TAREAS A REALIZAR
1/ Repite sin cambios todo lo que va desde "El color de" hasta "Congregación de Ritos)." en el texto sobre la Inmaculada Concepción.
2/ Por favor, sigue el texto sobre la fiesta de la Inmaculada Concepción a partir de su última oración.

TEXTO PROPORCIONADO
.....
En 1854, el Papa Pío IX proclamó la Inmaculada Concepción dogma de fe. Sin embargo, esta doctrina tiene sus raíces en la tradición de la Iglesia y ya había sido abrazada desde antiguo por los cristianos.
La Inmaculada Concepción es una antigua fiesta de la Iglesia que se celebra el 8 de diciembre. A continuación, repasamos las características principales de esta festividad, el origen del dogma y por qué España ha tenido una relación especial con esta doctrina.
La fiesta

La Inmaculada Concepción hace referencia a la concepción de María en el seno de santa Ana: por una gracia especial, María fue concebida sin el pecado original con el que toda persona nace a consecuencia del de Adán. Esta doctrina no tiene ninguna relación con la concepción virginal de Jesús en el seno de María, contrariamente a lo que todavía muchas personas creen.
Precisamente porque hace referencia a la concepción de María (y no de Jesús), esta fiesta se celebra desde antiguo el 8 de diciembre, nueve meses antes de la fiesta de la Natividad de María, que se conmemora el 8 de septiembre.
El color de la festividad es el azul celeste. A pesar de que la fecha cae siempre en época de Adviento, España y los países hispanos pueden celebrar este día con el azul celeste como color litúrgico gracias a un privilegio especial concedido por el Papa Pío IX en 1864 (Decreto 4083 de la Sagrada Congregación de Ritos).
.....
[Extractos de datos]
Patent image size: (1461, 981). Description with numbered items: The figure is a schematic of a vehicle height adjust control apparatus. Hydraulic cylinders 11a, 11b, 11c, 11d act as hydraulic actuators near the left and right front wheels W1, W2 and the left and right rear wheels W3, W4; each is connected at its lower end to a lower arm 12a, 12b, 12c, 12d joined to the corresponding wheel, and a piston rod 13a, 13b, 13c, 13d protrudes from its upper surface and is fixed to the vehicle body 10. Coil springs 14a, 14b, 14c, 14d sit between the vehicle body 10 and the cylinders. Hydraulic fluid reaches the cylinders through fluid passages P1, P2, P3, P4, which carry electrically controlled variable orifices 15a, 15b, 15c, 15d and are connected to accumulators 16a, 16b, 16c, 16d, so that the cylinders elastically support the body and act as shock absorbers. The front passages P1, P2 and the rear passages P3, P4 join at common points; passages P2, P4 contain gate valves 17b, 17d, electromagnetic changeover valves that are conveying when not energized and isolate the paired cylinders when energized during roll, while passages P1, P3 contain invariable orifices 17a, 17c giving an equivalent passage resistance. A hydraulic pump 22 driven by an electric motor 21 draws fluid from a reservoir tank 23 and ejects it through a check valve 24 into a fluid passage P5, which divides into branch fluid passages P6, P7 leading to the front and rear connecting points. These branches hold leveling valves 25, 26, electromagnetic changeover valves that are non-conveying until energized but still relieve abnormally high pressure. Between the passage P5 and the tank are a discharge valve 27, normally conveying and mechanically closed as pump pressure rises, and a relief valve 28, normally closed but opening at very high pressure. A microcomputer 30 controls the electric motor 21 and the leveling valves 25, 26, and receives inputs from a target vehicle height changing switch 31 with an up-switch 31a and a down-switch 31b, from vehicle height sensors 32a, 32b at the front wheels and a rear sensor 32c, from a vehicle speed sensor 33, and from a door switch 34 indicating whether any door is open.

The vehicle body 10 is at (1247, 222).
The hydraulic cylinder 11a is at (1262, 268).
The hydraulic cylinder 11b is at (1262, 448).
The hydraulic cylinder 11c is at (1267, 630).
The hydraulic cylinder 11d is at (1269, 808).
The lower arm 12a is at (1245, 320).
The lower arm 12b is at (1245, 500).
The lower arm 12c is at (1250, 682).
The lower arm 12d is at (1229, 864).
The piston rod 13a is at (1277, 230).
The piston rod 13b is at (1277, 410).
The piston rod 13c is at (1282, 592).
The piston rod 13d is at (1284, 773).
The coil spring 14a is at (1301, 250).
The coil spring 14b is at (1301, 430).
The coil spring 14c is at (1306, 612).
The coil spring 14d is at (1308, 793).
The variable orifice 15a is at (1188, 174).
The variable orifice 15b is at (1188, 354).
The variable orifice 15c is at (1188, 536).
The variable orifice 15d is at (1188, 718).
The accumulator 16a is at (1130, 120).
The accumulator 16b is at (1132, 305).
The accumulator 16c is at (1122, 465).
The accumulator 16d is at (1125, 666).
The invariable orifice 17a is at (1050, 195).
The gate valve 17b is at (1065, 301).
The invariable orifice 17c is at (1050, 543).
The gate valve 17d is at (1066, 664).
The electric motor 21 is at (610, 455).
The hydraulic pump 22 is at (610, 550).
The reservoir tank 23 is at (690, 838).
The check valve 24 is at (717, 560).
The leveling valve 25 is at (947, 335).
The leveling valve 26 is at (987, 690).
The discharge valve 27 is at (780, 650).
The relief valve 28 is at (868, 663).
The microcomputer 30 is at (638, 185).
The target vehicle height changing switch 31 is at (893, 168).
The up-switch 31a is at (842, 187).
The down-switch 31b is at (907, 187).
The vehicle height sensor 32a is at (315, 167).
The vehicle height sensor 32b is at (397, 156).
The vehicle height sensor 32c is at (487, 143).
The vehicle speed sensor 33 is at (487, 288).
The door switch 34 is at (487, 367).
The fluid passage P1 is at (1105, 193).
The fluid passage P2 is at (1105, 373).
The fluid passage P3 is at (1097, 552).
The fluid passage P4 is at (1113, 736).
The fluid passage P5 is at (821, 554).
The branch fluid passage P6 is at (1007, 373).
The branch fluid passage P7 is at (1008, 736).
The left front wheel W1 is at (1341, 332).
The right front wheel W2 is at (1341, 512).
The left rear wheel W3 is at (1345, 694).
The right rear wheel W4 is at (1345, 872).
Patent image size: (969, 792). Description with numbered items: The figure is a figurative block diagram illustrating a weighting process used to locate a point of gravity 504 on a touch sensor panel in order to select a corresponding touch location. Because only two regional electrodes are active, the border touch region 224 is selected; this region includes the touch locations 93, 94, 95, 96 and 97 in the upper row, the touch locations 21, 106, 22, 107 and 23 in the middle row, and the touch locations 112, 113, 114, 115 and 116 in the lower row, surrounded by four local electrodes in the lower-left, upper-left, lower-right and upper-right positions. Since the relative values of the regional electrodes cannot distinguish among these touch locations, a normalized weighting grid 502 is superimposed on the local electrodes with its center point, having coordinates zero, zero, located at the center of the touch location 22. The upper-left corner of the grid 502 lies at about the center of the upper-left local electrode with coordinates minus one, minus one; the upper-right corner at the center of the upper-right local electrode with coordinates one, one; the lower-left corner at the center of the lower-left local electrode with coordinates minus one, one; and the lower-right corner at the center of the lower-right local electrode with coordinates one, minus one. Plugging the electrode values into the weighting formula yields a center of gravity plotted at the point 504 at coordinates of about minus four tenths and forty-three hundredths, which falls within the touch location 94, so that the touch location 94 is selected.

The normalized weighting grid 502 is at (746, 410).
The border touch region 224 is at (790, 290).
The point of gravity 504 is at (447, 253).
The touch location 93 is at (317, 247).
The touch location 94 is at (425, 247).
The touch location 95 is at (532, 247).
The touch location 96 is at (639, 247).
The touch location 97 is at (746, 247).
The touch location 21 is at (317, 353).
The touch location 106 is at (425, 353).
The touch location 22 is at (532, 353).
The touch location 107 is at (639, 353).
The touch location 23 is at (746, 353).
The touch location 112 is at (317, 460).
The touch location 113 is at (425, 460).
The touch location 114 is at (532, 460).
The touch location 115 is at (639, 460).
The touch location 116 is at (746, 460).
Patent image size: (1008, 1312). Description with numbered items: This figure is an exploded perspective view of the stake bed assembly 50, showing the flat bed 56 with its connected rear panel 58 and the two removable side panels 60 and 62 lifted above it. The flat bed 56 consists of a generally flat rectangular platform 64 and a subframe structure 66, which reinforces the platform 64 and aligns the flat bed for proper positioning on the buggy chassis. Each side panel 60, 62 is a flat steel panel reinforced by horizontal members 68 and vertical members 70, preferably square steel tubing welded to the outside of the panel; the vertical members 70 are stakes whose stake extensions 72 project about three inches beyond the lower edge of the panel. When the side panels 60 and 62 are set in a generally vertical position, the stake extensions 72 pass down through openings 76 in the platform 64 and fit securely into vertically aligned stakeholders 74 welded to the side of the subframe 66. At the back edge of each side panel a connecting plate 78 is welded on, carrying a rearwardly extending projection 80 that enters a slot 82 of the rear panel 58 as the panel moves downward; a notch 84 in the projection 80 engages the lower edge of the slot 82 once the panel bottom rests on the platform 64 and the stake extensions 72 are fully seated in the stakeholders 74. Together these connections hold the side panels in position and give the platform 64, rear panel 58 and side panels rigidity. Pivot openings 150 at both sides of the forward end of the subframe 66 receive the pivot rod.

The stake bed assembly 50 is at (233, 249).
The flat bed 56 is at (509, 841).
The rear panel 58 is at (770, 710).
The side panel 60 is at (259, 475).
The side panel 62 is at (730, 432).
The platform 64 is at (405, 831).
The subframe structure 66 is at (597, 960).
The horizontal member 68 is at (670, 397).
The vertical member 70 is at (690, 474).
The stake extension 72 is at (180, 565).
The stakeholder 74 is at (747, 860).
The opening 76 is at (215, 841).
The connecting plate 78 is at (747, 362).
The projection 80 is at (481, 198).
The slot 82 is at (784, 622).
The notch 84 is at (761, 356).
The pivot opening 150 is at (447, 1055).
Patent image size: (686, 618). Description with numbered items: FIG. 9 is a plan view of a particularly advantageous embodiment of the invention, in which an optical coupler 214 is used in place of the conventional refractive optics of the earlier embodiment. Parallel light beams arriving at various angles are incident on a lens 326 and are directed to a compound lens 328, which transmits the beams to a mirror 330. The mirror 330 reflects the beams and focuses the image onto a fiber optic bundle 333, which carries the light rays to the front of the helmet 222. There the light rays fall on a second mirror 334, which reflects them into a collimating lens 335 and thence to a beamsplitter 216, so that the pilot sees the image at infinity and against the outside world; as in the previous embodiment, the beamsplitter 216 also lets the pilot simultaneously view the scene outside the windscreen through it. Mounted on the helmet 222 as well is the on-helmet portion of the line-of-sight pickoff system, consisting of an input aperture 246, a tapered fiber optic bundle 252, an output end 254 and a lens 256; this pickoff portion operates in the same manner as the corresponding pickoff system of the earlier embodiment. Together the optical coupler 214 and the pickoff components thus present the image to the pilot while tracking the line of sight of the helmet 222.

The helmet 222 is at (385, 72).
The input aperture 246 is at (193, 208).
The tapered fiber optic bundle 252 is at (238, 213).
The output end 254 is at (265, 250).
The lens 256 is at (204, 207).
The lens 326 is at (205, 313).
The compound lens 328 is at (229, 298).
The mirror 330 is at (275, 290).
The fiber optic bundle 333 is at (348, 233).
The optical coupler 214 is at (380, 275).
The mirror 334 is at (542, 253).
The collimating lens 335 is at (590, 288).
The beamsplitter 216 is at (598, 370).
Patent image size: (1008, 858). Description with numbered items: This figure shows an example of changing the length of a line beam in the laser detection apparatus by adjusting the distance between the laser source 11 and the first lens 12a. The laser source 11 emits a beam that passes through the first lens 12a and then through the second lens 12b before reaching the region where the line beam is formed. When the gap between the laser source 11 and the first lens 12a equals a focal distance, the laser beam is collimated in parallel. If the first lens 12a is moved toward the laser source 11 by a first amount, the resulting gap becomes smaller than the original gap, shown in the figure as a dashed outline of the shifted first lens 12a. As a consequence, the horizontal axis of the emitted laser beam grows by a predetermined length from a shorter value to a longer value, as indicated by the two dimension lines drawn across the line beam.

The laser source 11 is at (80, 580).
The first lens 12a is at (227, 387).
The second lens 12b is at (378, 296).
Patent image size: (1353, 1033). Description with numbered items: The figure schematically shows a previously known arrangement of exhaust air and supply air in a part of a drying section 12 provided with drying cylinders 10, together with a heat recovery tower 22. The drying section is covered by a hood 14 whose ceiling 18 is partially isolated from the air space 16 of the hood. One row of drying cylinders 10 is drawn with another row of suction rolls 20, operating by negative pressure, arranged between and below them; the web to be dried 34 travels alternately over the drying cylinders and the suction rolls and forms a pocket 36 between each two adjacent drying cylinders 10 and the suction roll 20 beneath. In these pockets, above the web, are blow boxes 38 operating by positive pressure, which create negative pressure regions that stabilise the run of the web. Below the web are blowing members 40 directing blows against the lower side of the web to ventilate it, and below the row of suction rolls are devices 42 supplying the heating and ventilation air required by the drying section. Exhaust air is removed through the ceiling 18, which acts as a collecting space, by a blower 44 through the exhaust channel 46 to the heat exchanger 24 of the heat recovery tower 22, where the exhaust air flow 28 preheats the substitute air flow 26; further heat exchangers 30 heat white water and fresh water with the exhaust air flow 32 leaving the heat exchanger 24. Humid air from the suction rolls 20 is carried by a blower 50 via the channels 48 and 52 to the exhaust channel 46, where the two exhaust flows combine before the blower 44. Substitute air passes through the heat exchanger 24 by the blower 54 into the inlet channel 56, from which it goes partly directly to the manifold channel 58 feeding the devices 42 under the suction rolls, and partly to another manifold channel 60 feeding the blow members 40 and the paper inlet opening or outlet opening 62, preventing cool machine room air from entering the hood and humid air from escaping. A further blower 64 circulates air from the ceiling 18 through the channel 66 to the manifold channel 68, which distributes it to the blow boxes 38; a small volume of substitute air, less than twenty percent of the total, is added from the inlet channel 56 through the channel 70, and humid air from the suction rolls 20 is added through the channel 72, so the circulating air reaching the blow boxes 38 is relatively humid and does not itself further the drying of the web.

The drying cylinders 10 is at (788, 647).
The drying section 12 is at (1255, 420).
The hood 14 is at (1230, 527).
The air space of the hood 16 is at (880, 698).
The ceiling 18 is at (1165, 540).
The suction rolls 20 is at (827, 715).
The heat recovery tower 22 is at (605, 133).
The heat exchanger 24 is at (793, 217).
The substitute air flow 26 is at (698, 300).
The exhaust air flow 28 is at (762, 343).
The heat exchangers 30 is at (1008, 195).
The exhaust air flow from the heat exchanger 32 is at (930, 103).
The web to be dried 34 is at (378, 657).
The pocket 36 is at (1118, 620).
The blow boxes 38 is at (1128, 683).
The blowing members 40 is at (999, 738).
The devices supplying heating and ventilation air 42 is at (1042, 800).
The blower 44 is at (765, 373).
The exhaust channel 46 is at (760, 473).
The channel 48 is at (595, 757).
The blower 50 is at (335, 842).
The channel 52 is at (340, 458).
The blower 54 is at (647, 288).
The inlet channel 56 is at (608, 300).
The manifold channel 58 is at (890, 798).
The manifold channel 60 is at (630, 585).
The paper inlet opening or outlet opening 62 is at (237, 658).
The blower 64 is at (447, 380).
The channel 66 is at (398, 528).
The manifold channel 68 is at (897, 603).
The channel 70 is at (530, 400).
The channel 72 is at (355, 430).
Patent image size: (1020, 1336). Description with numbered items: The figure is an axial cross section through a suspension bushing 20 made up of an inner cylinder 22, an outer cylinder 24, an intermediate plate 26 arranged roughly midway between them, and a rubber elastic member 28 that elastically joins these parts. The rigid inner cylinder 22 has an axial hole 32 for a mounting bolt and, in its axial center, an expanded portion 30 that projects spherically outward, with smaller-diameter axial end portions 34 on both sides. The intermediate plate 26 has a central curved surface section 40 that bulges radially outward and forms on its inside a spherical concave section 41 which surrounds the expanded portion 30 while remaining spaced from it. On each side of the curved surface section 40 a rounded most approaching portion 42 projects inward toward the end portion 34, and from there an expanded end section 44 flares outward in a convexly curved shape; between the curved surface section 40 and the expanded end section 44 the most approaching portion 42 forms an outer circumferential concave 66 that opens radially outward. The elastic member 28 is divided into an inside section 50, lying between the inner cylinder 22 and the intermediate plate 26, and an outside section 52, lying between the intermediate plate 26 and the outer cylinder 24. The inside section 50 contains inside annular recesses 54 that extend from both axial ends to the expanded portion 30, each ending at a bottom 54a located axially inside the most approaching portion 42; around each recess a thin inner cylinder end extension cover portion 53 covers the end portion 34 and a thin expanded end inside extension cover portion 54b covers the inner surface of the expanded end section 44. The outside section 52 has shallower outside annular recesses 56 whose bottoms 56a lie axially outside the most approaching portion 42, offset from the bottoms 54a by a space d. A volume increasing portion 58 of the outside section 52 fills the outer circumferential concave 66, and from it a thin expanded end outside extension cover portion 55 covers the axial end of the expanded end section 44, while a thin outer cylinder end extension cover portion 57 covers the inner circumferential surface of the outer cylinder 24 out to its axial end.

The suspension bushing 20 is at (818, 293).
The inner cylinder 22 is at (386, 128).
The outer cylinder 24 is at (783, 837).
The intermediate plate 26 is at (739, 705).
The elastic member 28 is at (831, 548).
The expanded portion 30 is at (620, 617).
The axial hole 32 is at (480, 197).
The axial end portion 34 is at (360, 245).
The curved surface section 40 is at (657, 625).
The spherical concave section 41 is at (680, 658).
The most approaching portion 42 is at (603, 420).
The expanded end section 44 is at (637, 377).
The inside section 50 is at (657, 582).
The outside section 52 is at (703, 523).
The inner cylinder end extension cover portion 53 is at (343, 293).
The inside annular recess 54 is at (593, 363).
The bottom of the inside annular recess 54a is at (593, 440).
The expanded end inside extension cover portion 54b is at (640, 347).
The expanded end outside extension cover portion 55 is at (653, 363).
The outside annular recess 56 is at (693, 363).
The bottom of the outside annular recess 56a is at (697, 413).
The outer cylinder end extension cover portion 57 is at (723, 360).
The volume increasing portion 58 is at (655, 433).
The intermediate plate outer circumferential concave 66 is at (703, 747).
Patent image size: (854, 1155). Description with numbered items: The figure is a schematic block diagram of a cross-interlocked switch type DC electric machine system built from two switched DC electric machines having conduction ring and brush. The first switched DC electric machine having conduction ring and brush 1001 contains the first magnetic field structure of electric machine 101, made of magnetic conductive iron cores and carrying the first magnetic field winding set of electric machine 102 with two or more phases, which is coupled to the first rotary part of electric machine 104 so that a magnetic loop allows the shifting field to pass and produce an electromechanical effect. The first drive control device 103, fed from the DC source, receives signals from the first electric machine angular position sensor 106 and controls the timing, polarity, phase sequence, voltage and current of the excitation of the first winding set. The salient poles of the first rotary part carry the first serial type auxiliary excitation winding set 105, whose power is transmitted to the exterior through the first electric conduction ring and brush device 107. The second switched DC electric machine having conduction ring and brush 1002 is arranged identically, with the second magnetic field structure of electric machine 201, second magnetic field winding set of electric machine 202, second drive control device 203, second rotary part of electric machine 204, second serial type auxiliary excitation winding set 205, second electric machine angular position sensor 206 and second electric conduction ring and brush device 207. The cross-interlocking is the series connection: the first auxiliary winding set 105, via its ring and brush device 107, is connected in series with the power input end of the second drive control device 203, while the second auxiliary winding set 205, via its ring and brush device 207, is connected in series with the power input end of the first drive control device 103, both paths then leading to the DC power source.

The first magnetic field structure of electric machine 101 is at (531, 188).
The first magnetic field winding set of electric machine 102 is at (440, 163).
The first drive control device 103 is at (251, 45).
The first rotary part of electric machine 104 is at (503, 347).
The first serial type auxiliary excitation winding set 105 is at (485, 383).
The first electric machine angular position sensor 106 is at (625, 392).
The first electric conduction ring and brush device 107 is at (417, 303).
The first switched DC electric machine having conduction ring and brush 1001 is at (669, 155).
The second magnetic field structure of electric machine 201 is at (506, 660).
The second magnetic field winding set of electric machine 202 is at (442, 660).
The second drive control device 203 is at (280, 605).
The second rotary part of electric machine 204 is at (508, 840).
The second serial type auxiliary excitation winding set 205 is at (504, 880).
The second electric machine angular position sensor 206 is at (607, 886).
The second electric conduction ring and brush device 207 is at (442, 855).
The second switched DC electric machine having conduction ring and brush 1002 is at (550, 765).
.....
RESPUESTAS
1/
El color de la festividad es el azul celeste. A pesar de que la fecha cae siempre en época de Adviento, España y los países hispanos pueden celebrar este día con el azul celeste como color litúrgico gracias a un privilegio especial concedido por el Papa Pío IX en 1864 (Decreto 4083 de la Sagrada Congregación de Ritos).

2/
En España es fiesta de precepto, ya que la Inmaculada es patrona de España (no así la Virgen del Pilar, que es patrona de la Hispanidad).
El dogma
El 8 de diciembre de 1854, el Papa Pío IX proclamó la Inmaculada Concepción dogma de fe. Aunque no había sido proclamado dogma hasta entonces, era una doctrina en la que la Iglesia creía desde los albores del cristianismo, y de hecho ya había desde antiguo cofradías, congregaciones, monasterios y templos con este nombre, además de ostentar la Inmaculada diferentes patronazgos.
La proclamación del dogma se hizo a través de la carta apostólica “Ineffabilis Deus”. Tal y como señalaba Pío IX en este texto, “la Iglesia católica, que, instruida por el Espíritu de Dios, es columna y fundamento de la verdad, ha tenido siempre como divinamente revelada y como contenida en el depósito de la revelación celestial esta doctrina relativa a la inocencia original de la augusta Virgen, que está tan perfectamente en armonía con su maravillosa santidad y con su eminente dignidad de Madre de Dios; y como tal no ha cesado de explicarla, enseñarla y favorecerla cada día más, de muchas maneras y con actos solemnes”.
Pío IX también recordaba en “Ineffabilis Deus” que en el Concilio de Trento (1545-1563), al definir el dogma del pecado original, que afecta a todos los hombres, se especificaba que no se incluía en este “todos” a la Virgen María.